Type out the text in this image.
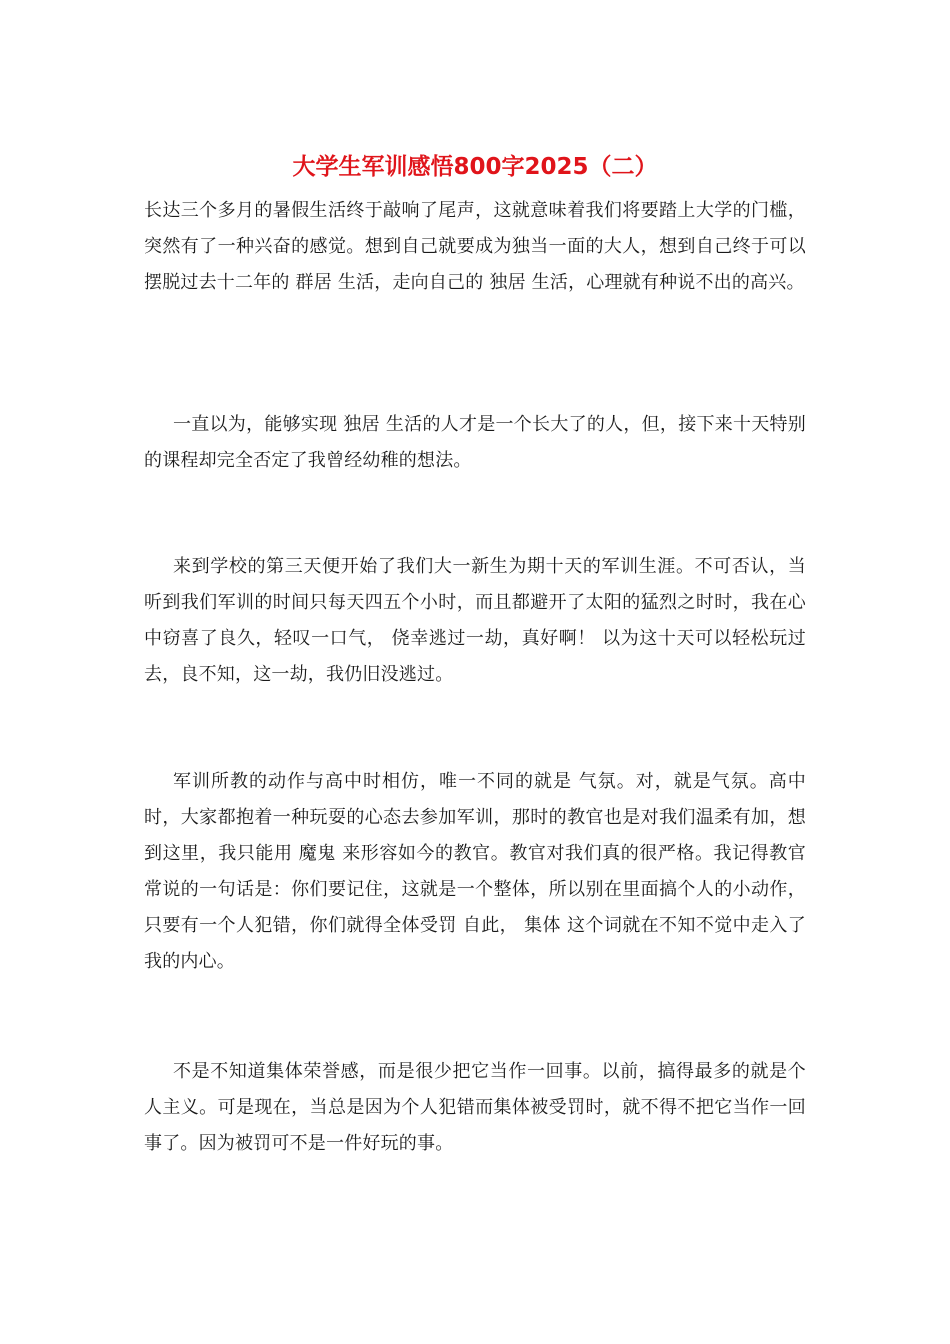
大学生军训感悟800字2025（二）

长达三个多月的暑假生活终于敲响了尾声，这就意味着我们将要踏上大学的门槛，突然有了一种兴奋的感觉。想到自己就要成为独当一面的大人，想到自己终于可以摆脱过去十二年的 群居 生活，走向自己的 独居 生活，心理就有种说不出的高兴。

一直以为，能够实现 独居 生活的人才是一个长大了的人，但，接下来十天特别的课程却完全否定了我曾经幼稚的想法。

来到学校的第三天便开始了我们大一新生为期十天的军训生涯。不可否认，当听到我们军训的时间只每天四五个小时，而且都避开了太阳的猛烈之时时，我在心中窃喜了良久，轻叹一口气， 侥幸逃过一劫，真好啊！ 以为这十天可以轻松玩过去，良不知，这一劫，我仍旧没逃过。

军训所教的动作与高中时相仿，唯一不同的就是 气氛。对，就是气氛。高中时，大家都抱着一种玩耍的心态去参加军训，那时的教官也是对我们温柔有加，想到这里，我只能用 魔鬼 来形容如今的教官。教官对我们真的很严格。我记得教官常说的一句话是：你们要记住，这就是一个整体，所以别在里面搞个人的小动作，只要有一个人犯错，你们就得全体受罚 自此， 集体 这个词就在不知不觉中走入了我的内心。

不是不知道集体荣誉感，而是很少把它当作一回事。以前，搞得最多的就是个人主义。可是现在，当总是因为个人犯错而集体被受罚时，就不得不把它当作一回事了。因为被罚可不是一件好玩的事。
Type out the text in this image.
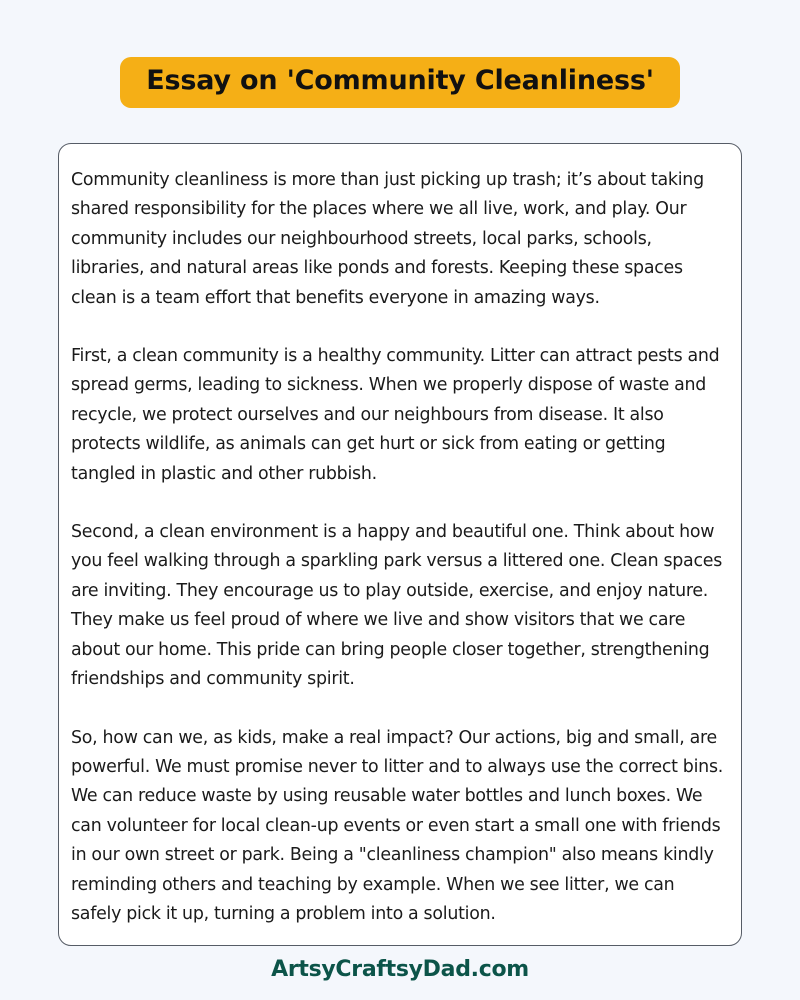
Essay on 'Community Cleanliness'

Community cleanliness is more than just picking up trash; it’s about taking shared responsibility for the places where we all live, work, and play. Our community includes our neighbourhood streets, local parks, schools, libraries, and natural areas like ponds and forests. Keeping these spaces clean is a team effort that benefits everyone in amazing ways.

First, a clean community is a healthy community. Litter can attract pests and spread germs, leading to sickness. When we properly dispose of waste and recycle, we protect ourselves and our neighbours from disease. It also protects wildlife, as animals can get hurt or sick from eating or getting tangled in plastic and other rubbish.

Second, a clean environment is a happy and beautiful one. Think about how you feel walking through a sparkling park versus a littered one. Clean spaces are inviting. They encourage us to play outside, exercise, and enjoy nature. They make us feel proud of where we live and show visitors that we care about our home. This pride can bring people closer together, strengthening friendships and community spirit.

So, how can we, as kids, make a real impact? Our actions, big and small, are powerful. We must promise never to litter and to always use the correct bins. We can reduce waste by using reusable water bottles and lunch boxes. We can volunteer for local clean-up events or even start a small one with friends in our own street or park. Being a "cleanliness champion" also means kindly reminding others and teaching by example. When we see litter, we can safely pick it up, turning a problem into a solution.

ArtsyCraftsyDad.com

....................

(INSTRUCTIONS FOR THE TASK) Extract every line of the data exactly; pictures stay out.

(SOLUTION TO THIS TASK)
Type out the text in this image.
大学生军训感悟800字2025（二）

长达三个多月的暑假生活终于敲响了尾声，这就意味着我们将要踏上大学的门槛，突然有了一种兴奋的感觉。想到自己就要成为独当一面的大人，想到自己终于可以摆脱过去十二年的 群居 生活，走向自己的 独居 生活，心理就有种说不出的高兴。

一直以为，能够实现 独居 生活的人才是一个长大了的人，但，接下来十天特别的课程却完全否定了我曾经幼稚的想法。

来到学校的第三天便开始了我们大一新生为期十天的军训生涯。不可否认，当听到我们军训的时间只每天四五个小时，而且都避开了太阳的猛烈之时时，我在心中窃喜了良久，轻叹一口气， 侥幸逃过一劫，真好啊！ 以为这十天可以轻松玩过去，良不知，这一劫，我仍旧没逃过。

军训所教的动作与高中时相仿，唯一不同的就是 气氛。对，就是气氛。高中时，大家都抱着一种玩耍的心态去参加军训，那时的教官也是对我们温柔有加，想到这里，我只能用 魔鬼 来形容如今的教官。教官对我们真的很严格。我记得教官常说的一句话是：你们要记住，这就是一个整体，所以别在里面搞个人的小动作，只要有一个人犯错，你们就得全体受罚 自此， 集体 这个词就在不知不觉中走入了我的内心。

不是不知道集体荣誉感，而是很少把它当作一回事。以前，搞得最多的就是个人主义。可是现在，当总是因为个人犯错而集体被受罚时，就不得不把它当作一回事了。因为被罚可不是一件好玩的事。
Type out the text in this image.
Essay on 'Community Cleanliness'

Community cleanliness is more than just picking up trash; it’s about taking shared responsibility for the places where we all live, work, and play. Our community includes our neighbourhood streets, local parks, schools, libraries, and natural areas like ponds and forests. Keeping these spaces clean is a team effort that benefits everyone in amazing ways.

First, a clean community is a healthy community. Litter can attract pests and spread germs, leading to sickness. When we properly dispose of waste and recycle, we protect ourselves and our neighbours from disease. It also protects wildlife, as animals can get hurt or sick from eating or getting tangled in plastic and other rubbish.

Second, a clean environment is a happy and beautiful one. Think about how you feel walking through a sparkling park versus a littered one. Clean spaces are inviting. They encourage us to play outside, exercise, and enjoy nature. They make us feel proud of where we live and show visitors that we care about our home. This pride can bring people closer together, strengthening friendships and community spirit.

So, how can we, as kids, make a real impact? Our actions, big and small, are powerful. We must promise never to litter and to always use the correct bins. We can reduce waste by using reusable water bottles and lunch boxes. We can volunteer for local clean-up events or even start a small one with friends in our own street or park. Being a "cleanliness champion" also means kindly reminding others and teaching by example. When we see litter, we can safely pick it up, turning a problem into a solution.

ArtsyCraftsyDad.com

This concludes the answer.